> **Data entries**:
━━━━━━━━━━
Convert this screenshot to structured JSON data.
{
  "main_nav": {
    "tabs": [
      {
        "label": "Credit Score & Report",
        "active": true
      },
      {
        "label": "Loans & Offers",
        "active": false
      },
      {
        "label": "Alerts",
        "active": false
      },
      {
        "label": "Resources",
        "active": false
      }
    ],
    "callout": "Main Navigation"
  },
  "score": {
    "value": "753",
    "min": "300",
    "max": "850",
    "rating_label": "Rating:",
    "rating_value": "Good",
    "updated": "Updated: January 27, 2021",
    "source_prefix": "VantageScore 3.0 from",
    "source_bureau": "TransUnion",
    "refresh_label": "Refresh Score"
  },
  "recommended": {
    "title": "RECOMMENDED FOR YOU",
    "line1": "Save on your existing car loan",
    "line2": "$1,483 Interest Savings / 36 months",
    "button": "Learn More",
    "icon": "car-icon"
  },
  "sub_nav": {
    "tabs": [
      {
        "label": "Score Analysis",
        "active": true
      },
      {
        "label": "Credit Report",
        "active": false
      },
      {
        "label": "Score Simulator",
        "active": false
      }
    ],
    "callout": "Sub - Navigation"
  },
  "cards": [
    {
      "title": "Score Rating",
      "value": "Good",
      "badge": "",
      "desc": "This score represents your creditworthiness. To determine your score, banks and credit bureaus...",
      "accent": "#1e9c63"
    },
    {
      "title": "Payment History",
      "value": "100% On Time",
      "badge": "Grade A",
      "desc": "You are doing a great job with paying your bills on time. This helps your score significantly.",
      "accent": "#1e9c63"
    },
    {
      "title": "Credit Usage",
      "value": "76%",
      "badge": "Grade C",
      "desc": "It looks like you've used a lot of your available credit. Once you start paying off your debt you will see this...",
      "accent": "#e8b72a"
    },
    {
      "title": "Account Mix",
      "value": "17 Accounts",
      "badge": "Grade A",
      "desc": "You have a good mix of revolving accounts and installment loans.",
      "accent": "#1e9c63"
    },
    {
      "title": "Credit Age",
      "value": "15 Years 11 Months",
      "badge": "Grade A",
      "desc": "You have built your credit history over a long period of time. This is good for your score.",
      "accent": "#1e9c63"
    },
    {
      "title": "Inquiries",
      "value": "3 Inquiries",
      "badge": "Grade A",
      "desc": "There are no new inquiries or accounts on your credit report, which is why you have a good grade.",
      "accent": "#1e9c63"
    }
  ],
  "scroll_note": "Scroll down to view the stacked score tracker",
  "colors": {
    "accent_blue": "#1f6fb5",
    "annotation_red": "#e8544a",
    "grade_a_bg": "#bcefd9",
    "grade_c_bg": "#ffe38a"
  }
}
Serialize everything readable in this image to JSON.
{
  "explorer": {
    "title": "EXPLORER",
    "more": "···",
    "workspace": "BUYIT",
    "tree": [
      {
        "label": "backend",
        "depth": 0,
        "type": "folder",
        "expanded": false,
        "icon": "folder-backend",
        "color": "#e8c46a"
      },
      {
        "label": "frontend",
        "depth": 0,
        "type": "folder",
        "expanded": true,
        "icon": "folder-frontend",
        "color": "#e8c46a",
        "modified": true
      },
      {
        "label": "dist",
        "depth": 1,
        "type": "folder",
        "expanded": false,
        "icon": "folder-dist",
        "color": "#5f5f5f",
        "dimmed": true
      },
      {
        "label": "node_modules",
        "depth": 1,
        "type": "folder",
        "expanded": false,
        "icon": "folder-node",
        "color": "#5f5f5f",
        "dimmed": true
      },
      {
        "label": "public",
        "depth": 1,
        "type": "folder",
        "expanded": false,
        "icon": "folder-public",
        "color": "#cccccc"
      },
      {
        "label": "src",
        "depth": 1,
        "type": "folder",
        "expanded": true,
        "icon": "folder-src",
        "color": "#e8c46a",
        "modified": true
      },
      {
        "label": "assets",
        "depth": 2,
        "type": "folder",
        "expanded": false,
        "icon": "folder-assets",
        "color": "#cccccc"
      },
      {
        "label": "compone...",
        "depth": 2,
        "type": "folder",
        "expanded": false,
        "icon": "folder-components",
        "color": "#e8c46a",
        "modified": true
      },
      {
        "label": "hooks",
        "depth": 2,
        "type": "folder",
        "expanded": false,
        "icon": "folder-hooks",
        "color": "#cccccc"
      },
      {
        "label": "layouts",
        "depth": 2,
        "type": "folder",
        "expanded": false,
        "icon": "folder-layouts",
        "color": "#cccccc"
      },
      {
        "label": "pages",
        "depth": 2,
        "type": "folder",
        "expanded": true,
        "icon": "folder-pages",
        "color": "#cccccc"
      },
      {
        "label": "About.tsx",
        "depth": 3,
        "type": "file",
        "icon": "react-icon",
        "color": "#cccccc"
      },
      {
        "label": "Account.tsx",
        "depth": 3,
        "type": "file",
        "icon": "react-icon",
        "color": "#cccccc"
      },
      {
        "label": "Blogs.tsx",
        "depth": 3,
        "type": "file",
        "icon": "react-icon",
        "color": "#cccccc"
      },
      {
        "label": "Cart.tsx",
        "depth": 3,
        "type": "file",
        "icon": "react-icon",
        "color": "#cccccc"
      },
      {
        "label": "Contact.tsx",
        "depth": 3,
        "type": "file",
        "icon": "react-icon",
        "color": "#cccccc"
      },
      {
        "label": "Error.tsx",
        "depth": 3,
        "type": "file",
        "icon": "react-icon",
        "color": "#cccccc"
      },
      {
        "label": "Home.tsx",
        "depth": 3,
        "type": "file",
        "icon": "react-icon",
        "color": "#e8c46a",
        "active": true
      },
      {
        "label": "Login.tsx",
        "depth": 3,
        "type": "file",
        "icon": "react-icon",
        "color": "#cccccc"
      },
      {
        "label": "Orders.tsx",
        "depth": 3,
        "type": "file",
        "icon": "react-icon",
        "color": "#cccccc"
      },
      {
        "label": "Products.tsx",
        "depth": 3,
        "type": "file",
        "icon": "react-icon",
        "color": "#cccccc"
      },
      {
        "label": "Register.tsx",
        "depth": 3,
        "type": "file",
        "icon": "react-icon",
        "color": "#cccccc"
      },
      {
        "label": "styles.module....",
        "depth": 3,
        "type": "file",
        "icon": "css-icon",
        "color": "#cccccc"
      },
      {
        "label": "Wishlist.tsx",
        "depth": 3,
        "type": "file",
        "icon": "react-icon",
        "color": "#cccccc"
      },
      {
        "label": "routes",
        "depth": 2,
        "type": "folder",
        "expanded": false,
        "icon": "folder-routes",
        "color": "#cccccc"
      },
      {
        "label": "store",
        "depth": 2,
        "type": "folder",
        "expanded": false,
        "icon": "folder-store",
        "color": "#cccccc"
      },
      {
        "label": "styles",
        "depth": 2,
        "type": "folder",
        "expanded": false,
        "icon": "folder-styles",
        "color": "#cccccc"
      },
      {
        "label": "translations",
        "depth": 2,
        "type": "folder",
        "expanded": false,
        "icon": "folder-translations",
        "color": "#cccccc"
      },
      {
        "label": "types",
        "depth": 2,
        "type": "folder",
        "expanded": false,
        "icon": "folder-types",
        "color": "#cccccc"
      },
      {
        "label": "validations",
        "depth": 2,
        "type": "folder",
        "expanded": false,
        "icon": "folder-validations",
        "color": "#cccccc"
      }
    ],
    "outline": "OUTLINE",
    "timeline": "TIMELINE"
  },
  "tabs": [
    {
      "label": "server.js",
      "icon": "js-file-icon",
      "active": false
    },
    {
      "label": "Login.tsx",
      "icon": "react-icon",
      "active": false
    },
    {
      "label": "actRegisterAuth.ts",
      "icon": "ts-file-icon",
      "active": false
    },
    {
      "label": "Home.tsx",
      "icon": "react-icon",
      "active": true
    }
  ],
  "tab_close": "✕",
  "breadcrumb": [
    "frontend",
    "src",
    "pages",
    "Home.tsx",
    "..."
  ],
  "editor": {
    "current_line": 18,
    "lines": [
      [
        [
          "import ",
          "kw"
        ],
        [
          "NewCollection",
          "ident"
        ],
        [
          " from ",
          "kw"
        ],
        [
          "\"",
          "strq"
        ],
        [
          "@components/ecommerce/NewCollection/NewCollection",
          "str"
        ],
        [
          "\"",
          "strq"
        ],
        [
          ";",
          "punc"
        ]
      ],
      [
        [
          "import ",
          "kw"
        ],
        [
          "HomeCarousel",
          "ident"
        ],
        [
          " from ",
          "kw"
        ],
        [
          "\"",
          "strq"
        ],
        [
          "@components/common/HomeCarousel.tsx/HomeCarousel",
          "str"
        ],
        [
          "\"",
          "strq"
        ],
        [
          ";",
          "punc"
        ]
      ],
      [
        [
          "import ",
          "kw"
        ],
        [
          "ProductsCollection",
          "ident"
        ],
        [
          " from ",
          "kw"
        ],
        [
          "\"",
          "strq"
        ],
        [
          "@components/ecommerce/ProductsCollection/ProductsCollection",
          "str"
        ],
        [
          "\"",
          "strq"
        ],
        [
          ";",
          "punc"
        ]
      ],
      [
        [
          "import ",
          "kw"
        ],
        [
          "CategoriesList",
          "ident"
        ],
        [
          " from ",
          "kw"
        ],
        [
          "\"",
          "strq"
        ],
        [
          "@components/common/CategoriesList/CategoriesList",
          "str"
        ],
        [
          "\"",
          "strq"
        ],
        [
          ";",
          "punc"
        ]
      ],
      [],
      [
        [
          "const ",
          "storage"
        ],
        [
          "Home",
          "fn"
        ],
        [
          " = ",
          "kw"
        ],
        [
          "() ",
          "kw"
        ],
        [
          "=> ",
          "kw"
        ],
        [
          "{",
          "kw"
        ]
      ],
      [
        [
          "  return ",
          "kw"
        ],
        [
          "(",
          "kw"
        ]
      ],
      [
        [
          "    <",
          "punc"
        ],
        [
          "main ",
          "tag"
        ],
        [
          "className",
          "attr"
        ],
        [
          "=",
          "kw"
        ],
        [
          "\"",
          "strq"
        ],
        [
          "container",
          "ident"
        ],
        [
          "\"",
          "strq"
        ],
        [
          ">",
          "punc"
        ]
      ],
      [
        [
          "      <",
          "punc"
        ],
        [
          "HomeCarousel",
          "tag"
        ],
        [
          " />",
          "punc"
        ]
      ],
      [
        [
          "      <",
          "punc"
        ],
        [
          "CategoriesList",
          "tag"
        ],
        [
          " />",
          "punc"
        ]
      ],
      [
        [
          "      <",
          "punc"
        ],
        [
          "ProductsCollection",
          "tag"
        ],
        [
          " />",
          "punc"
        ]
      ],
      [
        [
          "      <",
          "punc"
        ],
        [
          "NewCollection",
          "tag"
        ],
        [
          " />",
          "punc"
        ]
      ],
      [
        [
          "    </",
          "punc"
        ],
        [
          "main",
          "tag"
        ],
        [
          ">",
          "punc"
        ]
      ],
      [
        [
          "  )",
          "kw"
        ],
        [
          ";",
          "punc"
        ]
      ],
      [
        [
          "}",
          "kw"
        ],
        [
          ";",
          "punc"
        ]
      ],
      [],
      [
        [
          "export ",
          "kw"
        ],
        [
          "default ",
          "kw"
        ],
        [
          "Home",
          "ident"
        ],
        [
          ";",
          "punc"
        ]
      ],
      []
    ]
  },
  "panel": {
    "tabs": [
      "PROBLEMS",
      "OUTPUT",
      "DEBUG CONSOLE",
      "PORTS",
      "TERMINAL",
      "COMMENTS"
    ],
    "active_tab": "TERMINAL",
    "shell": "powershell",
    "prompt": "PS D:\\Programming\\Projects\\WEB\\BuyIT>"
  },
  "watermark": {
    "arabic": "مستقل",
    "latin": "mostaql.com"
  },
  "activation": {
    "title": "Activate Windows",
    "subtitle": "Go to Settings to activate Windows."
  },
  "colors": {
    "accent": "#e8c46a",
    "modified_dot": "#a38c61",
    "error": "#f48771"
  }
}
━━━━━━━━━━
> **Problem details**:
All lines that include "Navigation" are to be gathered and copied.

> **Response below**:
    "callout": "Main Navigation"
    "callout": "Sub - Navigation"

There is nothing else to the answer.